====== Data lines ======

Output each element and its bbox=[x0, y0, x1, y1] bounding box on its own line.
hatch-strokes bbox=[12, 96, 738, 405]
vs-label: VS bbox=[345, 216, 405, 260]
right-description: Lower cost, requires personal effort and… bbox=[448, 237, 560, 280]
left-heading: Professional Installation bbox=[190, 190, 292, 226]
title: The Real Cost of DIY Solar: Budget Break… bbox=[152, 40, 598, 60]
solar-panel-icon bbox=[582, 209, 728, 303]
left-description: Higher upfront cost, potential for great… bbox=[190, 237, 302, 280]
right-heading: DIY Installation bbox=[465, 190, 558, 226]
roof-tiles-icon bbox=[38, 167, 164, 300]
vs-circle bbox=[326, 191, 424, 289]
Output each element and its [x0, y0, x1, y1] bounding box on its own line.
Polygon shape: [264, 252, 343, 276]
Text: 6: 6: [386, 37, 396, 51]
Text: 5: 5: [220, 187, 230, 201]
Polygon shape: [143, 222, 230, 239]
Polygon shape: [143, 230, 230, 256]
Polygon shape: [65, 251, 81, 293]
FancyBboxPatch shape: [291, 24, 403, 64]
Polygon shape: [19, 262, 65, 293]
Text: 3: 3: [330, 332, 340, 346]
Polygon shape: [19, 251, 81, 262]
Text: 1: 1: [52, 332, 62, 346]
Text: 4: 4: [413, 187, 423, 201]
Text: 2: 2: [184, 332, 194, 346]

======

What you will do
Convert every line of the material above into a Markdown table with two columns, Row and Line, numbering each row and leaving out any blank lines.

Task response
| Row | Line |
|---|---|
| 1 | Output each element and its bbox=[x0, y0, x1, y1] bounding box on its own line. |
| 2 | hatch-strokes bbox=[12, 96, 738, 405] |
| 3 | vs-label: VS bbox=[345, 216, 405, 260] |
| 4 | right-description: Lower cost, requires personal effort and… bbox=[448, 237, 560, 280] |
| 5 | left-heading: Professional Installation bbox=[190, 190, 292, 226] |
| 6 | title: The Real Cost of DIY Solar: Budget Break… bbox=[152, 40, 598, 60] |
| 7 | solar-panel-icon bbox=[582, 209, 728, 303] |
| 8 | left-description: Higher upfront cost, potential for great… bbox=[190, 237, 302, 280] |
| 9 | right-heading: DIY Installation bbox=[465, 190, 558, 226] |
| 10 | roof-tiles-icon bbox=[38, 167, 164, 300] |
| 11 | vs-circle bbox=[326, 191, 424, 289] |
| 12 | Output each element and its [x0, y0, x1, y1] bounding box on its own line. |
| 13 | Polygon shape: [264, 252, 343, 276] |
| 14 | Text: 6: 6: [386, 37, 396, 51] |
| 15 | Text: 5: 5: [220, 187, 230, 201] |
| 16 | Polygon shape: [143, 222, 230, 239] |
| 17 | Polygon shape: [143, 230, 230, 256] |
| 18 | Polygon shape: [65, 251, 81, 293] |
| 19 | FancyBboxPatch shape: [291, 24, 403, 64] |
| 20 | Polygon shape: [19, 262, 65, 293] |
| 21 | Text: 3: 3: [330, 332, 340, 346] |
| 22 | Polygon shape: [19, 251, 81, 262] |
| 23 | Text: 1: 1: [52, 332, 62, 346] |
| 24 | Text: 4: 4: [413, 187, 423, 201] |
| 25 | Text: 2: 2: [184, 332, 194, 346] |